[Stored data]
..........

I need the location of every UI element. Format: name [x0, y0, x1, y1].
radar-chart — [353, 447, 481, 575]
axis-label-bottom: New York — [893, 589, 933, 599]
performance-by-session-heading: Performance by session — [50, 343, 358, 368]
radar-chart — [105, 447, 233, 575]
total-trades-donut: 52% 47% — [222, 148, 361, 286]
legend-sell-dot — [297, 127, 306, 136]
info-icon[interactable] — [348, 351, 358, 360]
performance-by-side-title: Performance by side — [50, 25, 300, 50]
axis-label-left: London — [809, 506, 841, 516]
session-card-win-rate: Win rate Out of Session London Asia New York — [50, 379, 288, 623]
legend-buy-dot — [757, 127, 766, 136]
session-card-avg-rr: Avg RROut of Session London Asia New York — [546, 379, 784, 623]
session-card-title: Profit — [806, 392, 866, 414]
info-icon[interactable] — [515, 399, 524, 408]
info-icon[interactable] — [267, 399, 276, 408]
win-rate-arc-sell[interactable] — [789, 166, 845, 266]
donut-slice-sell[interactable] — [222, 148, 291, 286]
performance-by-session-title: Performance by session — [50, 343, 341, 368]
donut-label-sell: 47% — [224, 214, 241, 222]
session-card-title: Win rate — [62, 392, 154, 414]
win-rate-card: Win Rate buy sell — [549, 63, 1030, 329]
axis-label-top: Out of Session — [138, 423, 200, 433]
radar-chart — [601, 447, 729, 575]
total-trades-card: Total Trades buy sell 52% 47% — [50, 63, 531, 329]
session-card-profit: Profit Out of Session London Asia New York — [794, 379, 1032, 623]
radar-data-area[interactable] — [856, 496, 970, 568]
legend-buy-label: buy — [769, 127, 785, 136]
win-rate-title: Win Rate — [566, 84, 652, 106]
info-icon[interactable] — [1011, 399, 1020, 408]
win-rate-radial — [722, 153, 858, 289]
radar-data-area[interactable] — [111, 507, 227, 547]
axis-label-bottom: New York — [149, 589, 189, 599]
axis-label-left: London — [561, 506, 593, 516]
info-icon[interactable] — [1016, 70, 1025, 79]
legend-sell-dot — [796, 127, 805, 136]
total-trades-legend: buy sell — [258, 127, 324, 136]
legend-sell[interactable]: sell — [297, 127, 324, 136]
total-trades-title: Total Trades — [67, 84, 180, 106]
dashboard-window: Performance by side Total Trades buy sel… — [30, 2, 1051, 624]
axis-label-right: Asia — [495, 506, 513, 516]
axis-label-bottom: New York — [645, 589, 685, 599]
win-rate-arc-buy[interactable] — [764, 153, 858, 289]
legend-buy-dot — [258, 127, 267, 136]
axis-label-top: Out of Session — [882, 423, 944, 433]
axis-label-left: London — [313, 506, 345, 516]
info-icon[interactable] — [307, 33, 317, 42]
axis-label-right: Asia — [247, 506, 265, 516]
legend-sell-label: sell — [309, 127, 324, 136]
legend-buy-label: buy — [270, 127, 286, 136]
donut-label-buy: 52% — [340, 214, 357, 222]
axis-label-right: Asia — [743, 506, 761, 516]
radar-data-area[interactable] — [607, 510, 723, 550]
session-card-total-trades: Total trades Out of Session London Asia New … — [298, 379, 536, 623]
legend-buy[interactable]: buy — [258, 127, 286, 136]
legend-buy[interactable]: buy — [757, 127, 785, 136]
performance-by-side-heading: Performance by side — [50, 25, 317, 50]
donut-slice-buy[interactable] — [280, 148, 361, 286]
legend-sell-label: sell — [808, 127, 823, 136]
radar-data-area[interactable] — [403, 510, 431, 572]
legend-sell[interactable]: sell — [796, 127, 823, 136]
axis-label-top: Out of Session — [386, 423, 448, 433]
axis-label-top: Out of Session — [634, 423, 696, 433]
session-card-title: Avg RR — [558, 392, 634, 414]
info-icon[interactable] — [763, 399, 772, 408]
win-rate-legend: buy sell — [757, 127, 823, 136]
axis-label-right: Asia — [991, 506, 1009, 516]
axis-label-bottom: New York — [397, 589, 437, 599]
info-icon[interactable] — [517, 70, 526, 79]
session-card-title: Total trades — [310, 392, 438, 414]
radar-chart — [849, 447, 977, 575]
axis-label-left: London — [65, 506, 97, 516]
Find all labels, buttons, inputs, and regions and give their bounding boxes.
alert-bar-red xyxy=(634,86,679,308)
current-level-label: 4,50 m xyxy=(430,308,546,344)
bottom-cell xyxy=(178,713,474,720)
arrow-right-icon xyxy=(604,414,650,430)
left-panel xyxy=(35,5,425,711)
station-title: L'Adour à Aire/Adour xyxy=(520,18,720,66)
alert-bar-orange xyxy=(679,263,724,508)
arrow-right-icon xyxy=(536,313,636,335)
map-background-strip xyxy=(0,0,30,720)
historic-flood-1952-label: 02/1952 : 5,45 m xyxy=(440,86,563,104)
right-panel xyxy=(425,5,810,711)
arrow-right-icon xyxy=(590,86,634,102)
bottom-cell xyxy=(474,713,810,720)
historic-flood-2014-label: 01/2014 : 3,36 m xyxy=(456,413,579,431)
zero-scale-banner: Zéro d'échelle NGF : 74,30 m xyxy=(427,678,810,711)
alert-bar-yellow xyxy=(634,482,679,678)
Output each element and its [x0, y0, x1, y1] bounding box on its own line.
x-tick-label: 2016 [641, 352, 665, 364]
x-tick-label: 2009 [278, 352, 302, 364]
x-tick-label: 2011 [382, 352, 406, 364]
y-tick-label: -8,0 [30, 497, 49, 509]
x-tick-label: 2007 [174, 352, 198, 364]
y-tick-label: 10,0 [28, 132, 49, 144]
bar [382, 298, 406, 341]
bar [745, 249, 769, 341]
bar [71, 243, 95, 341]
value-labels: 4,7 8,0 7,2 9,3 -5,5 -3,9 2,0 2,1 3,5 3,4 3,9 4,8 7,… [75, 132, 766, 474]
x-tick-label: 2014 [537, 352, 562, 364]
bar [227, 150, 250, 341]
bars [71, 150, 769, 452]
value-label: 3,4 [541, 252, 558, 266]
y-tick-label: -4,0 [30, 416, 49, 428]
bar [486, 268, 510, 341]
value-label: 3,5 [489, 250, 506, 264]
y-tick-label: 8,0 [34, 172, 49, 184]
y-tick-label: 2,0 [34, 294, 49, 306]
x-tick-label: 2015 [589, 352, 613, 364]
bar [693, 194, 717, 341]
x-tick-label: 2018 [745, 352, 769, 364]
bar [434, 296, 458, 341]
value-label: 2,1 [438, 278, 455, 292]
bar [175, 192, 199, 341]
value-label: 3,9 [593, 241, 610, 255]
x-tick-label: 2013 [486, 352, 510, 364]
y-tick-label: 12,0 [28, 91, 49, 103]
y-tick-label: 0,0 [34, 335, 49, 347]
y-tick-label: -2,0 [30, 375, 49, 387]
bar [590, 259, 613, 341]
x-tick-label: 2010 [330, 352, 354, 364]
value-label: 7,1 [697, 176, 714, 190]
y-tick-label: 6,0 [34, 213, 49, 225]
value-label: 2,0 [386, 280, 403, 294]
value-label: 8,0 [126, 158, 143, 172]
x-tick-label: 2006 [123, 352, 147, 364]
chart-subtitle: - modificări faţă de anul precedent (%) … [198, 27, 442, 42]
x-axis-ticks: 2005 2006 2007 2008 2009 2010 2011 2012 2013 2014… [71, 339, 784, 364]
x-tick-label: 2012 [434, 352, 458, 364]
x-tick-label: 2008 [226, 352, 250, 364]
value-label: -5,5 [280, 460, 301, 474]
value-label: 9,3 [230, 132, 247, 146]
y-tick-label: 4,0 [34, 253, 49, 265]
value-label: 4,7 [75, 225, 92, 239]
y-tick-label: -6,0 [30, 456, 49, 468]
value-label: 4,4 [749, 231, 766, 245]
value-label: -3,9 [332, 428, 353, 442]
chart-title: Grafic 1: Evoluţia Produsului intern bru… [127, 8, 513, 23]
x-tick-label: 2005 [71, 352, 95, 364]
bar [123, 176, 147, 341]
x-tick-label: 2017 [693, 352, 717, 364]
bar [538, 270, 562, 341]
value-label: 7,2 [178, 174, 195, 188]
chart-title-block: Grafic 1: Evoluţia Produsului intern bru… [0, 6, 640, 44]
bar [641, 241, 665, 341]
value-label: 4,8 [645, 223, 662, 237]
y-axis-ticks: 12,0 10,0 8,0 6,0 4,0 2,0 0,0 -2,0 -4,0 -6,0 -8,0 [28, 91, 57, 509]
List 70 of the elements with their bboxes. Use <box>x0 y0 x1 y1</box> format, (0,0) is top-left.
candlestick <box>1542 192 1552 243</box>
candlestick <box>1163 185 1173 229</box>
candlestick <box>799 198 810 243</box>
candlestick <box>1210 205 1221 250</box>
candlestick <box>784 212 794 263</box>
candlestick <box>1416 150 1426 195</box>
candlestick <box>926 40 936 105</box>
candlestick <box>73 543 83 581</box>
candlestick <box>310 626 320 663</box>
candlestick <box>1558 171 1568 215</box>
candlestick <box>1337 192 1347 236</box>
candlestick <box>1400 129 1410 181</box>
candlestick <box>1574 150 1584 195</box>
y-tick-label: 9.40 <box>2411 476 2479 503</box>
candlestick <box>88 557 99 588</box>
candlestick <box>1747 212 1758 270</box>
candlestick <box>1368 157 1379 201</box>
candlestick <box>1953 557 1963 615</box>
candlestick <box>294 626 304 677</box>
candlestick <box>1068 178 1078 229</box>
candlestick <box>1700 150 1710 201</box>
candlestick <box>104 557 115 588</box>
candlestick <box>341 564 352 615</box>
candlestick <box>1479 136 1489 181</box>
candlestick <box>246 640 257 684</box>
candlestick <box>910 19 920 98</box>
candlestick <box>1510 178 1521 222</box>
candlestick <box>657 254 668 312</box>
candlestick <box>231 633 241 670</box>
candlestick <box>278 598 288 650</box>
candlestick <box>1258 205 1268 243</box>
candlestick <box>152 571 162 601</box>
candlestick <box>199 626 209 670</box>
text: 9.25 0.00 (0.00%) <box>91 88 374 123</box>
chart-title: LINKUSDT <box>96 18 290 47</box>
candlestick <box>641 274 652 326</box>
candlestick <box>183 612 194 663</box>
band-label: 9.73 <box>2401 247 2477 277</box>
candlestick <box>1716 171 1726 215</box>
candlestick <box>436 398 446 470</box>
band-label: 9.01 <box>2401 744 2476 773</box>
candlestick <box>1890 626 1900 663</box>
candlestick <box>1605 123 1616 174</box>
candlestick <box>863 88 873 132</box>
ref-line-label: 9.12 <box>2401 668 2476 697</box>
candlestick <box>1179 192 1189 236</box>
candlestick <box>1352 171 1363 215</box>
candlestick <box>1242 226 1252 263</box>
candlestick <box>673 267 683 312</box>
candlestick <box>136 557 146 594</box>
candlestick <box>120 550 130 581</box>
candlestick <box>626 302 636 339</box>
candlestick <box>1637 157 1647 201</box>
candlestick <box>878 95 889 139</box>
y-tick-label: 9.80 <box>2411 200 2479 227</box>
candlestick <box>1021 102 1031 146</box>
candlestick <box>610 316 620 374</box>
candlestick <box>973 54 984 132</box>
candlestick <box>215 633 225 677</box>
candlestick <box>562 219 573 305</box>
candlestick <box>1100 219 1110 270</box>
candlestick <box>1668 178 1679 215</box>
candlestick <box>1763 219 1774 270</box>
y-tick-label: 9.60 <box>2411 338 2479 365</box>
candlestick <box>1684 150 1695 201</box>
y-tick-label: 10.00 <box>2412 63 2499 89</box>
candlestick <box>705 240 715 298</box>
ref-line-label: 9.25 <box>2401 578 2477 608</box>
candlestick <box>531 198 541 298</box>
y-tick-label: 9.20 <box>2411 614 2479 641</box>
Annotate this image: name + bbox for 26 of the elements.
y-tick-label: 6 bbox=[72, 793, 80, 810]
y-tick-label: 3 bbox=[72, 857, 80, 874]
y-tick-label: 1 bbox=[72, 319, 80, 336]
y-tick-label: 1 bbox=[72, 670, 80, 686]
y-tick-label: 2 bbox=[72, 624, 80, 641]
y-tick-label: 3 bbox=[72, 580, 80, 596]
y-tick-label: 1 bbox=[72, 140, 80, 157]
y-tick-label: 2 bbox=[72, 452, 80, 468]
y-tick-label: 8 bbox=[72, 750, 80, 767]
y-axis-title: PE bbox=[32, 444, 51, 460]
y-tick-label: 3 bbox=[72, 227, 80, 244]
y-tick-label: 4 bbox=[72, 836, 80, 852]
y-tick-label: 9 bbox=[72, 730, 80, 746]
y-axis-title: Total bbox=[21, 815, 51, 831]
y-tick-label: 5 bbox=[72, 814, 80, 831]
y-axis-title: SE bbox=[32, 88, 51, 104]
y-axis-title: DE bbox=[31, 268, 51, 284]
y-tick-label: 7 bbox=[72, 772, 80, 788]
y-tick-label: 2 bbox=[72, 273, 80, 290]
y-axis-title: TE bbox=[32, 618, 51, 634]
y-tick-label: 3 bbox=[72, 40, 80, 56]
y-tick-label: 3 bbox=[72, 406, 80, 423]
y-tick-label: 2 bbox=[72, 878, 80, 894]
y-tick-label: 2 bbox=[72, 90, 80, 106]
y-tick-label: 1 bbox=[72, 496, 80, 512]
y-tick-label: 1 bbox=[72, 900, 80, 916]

..........

Starting at the beginning of the listing and ending at the line that contains "legend-buy-dot — [757, 127, 766, 136]", replace "radar-chart" with "spider-chart" and give those lines again with nothing else changed.

### FINAL ANSWER
I need the location of every UI element. Format: name [x0, y0, x1, y1].
spider-chart — [353, 447, 481, 575]
axis-label-bottom: New York — [893, 589, 933, 599]
performance-by-session-heading: Performance by session — [50, 343, 358, 368]
spider-chart — [105, 447, 233, 575]
total-trades-donut: 52% 47% — [222, 148, 361, 286]
legend-sell-dot — [297, 127, 306, 136]
info-icon[interactable] — [348, 351, 358, 360]
performance-by-side-title: Performance by side — [50, 25, 300, 50]
axis-label-left: London — [809, 506, 841, 516]
session-card-win-rate: Win rate Out of Session London Asia New York — [50, 379, 288, 623]
legend-buy-dot — [757, 127, 766, 136]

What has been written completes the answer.